--- start RECORDS FOR PROCESSING ---

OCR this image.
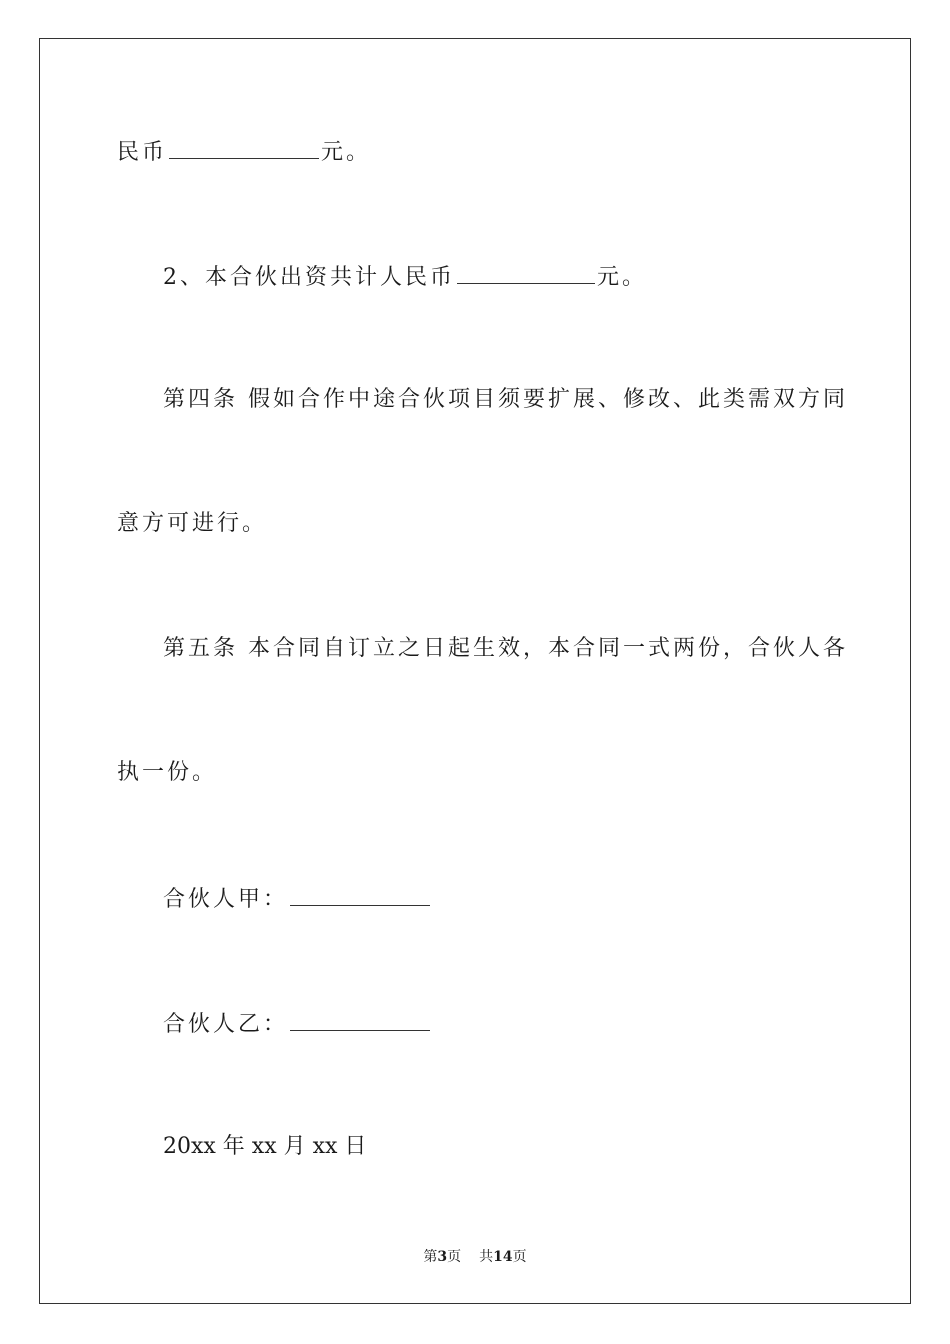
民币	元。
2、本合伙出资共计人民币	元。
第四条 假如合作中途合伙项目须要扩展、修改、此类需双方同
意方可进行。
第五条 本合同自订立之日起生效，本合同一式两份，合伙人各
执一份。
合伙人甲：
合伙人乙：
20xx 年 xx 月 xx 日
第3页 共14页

--- end RECORDS FOR PROCESSING ---

▶ WHAT THE TASK REQUIRES
Write out the listing above exactly as it stands, pictures excluded.

▶ EXERCISE RESULT
OCR this image.
民币	元。
2、本合伙出资共计人民币	元。
第四条 假如合作中途合伙项目须要扩展、修改、此类需双方同
意方可进行。
第五条 本合同自订立之日起生效，本合同一式两份，合伙人各
执一份。
合伙人甲：
合伙人乙：
20xx 年 xx 月 xx 日
第3页 共14页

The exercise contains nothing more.